_Direction_.
Reproduce the records below in their entirety, character for character.

— Begin —

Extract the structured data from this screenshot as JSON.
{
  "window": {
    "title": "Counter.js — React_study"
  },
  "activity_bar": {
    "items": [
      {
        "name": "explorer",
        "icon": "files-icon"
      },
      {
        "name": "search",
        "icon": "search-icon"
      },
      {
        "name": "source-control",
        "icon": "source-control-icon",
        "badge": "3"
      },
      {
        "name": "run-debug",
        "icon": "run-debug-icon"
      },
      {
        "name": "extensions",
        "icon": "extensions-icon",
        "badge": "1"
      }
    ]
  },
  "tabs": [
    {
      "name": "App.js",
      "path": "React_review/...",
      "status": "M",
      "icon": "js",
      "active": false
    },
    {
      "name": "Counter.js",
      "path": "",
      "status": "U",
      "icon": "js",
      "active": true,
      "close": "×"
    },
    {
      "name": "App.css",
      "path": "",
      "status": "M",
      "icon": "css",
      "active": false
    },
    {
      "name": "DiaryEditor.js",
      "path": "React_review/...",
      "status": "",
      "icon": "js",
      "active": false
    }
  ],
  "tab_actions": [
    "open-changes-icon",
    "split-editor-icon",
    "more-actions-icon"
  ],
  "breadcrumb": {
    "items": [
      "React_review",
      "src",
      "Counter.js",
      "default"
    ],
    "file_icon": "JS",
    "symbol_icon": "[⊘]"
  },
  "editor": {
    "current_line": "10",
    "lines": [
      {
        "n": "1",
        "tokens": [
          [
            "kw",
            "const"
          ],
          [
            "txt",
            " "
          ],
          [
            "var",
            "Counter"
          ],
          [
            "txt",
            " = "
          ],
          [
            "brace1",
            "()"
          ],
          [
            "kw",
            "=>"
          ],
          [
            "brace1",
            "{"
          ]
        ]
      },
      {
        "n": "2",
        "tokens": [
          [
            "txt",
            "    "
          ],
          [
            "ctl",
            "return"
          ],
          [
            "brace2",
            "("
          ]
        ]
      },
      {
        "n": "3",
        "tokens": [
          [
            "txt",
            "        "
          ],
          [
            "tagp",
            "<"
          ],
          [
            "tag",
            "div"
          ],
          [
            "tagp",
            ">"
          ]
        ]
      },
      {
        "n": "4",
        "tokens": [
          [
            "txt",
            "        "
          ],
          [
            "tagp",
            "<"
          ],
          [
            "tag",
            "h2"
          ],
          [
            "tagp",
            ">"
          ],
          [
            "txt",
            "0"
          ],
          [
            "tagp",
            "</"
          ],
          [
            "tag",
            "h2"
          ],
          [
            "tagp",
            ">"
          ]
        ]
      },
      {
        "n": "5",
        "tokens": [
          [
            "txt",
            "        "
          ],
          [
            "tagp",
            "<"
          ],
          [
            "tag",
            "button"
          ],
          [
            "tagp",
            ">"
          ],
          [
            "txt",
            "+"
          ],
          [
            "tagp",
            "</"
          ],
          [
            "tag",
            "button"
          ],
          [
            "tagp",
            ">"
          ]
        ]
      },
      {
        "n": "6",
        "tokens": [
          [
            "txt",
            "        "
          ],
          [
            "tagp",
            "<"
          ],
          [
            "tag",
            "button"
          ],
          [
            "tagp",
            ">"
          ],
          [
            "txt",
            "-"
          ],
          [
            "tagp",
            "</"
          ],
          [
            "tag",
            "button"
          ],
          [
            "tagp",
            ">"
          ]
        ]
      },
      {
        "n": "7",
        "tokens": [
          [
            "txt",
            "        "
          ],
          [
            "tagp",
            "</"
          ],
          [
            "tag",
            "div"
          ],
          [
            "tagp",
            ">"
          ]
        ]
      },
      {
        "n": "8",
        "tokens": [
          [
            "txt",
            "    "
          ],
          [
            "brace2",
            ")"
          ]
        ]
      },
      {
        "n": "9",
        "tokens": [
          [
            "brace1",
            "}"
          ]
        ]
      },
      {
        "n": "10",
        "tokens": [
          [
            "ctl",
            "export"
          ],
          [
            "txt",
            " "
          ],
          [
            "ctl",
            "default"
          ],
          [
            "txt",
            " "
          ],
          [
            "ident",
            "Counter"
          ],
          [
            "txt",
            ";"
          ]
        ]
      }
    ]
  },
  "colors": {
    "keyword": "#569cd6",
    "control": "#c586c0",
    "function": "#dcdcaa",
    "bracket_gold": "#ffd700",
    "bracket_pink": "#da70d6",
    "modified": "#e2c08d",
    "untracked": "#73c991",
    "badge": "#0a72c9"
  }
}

— End —

_Solution_.
Extract the structured data from this screenshot as JSON.
{
  "window": {
    "title": "Counter.js — React_study"
  },
  "activity_bar": {
    "items": [
      {
        "name": "explorer",
        "icon": "files-icon"
      },
      {
        "name": "search",
        "icon": "search-icon"
      },
      {
        "name": "source-control",
        "icon": "source-control-icon",
        "badge": "3"
      },
      {
        "name": "run-debug",
        "icon": "run-debug-icon"
      },
      {
        "name": "extensions",
        "icon": "extensions-icon",
        "badge": "1"
      }
    ]
  },
  "tabs": [
    {
      "name": "App.js",
      "path": "React_review/...",
      "status": "M",
      "icon": "js",
      "active": false
    },
    {
      "name": "Counter.js",
      "path": "",
      "status": "U",
      "icon": "js",
      "active": true,
      "close": "×"
    },
    {
      "name": "App.css",
      "path": "",
      "status": "M",
      "icon": "css",
      "active": false
    },
    {
      "name": "DiaryEditor.js",
      "path": "React_review/...",
      "status": "",
      "icon": "js",
      "active": false
    }
  ],
  "tab_actions": [
    "open-changes-icon",
    "split-editor-icon",
    "more-actions-icon"
  ],
  "breadcrumb": {
    "items": [
      "React_review",
      "src",
      "Counter.js",
      "default"
    ],
    "file_icon": "JS",
    "symbol_icon": "[⊘]"
  },
  "editor": {
    "current_line": "10",
    "lines": [
      {
        "n": "1",
        "tokens": [
          [
            "kw",
            "const"
          ],
          [
            "txt",
            " "
          ],
          [
            "var",
            "Counter"
          ],
          [
            "txt",
            " = "
          ],
          [
            "brace1",
            "()"
          ],
          [
            "kw",
            "=>"
          ],
          [
            "brace1",
            "{"
          ]
        ]
      },
      {
        "n": "2",
        "tokens": [
          [
            "txt",
            "    "
          ],
          [
            "ctl",
            "return"
          ],
          [
            "brace2",
            "("
          ]
        ]
      },
      {
        "n": "3",
        "tokens": [
          [
            "txt",
            "        "
          ],
          [
            "tagp",
            "<"
          ],
          [
            "tag",
            "div"
          ],
          [
            "tagp",
            ">"
          ]
        ]
      },
      {
        "n": "4",
        "tokens": [
          [
            "txt",
            "        "
          ],
          [
            "tagp",
            "<"
          ],
          [
            "tag",
            "h2"
          ],
          [
            "tagp",
            ">"
          ],
          [
            "txt",
            "0"
          ],
          [
            "tagp",
            "</"
          ],
          [
            "tag",
            "h2"
          ],
          [
            "tagp",
            ">"
          ]
        ]
      },
      {
        "n": "5",
        "tokens": [
          [
            "txt",
            "        "
          ],
          [
            "tagp",
            "<"
          ],
          [
            "tag",
            "button"
          ],
          [
            "tagp",
            ">"
          ],
          [
            "txt",
            "+"
          ],
          [
            "tagp",
            "</"
          ],
          [
            "tag",
            "button"
          ],
          [
            "tagp",
            ">"
          ]
        ]
      },
      {
        "n": "6",
        "tokens": [
          [
            "txt",
            "        "
          ],
          [
            "tagp",
            "<"
          ],
          [
            "tag",
            "button"
          ],
          [
            "tagp",
            ">"
          ],
          [
            "txt",
            "-"
          ],
          [
            "tagp",
            "</"
          ],
          [
            "tag",
            "button"
          ],
          [
            "tagp",
            ">"
          ]
        ]
      },
      {
        "n": "7",
        "tokens": [
          [
            "txt",
            "        "
          ],
          [
            "tagp",
            "</"
          ],
          [
            "tag",
            "div"
          ],
          [
            "tagp",
            ">"
          ]
        ]
      },
      {
        "n": "8",
        "tokens": [
          [
            "txt",
            "    "
          ],
          [
            "brace2",
            ")"
          ]
        ]
      },
      {
        "n": "9",
        "tokens": [
          [
            "brace1",
            "}"
          ]
        ]
      },
      {
        "n": "10",
        "tokens": [
          [
            "ctl",
            "export"
          ],
          [
            "txt",
            " "
          ],
          [
            "ctl",
            "default"
          ],
          [
            "txt",
            " "
          ],
          [
            "ident",
            "Counter"
          ],
          [
            "txt",
            ";"
          ]
        ]
      }
    ]
  },
  "colors": {
    "keyword": "#569cd6",
    "control": "#c586c0",
    "function": "#dcdcaa",
    "bracket_gold": "#ffd700",
    "bracket_pink": "#da70d6",
    "modified": "#e2c08d",
    "untracked": "#73c991",
    "badge": "#0a72c9"
  }
}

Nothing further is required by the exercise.